▶ _Your instructions_:
Please state how many lines in the records contain the string "plain", with no words besides the number.
━━━━━━━━━━
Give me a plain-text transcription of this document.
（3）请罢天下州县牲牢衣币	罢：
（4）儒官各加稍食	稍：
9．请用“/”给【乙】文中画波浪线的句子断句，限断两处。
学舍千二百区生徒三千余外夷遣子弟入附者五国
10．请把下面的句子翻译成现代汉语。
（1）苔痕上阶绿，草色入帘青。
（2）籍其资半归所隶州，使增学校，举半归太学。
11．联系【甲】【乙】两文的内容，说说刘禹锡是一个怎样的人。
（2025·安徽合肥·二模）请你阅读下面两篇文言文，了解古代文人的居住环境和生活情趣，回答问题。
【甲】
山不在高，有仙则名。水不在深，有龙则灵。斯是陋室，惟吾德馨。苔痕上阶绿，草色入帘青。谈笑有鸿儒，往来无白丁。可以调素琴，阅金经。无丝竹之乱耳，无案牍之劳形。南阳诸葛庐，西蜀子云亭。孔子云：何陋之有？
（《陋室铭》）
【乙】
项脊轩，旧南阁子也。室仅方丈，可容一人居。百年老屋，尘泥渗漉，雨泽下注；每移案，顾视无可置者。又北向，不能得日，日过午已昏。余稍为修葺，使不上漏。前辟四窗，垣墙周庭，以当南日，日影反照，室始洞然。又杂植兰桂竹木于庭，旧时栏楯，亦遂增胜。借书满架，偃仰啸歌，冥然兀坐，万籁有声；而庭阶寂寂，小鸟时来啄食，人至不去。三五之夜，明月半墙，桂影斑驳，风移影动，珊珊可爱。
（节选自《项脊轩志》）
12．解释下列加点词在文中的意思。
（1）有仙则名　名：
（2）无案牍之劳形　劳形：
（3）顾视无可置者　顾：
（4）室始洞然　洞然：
━━━━━━━━━━
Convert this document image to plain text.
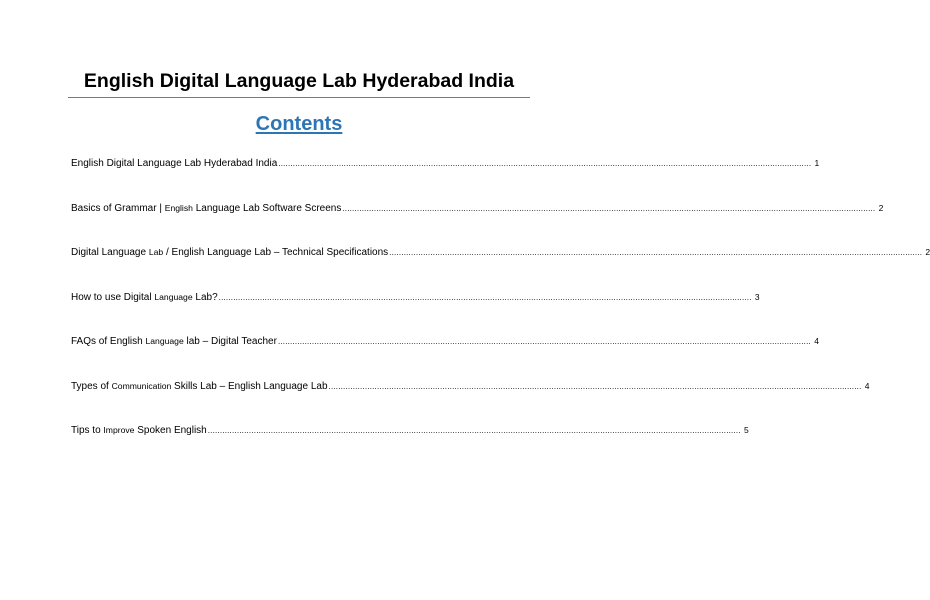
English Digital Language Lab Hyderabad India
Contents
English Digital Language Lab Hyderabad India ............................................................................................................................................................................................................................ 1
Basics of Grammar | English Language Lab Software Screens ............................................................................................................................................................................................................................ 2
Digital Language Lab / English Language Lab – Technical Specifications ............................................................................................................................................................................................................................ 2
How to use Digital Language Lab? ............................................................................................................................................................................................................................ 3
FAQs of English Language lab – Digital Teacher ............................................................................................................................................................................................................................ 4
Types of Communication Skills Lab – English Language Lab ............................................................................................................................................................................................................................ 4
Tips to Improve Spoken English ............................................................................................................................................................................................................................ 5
━━━━━━━━━━
▶ _Solution to this problem_:
2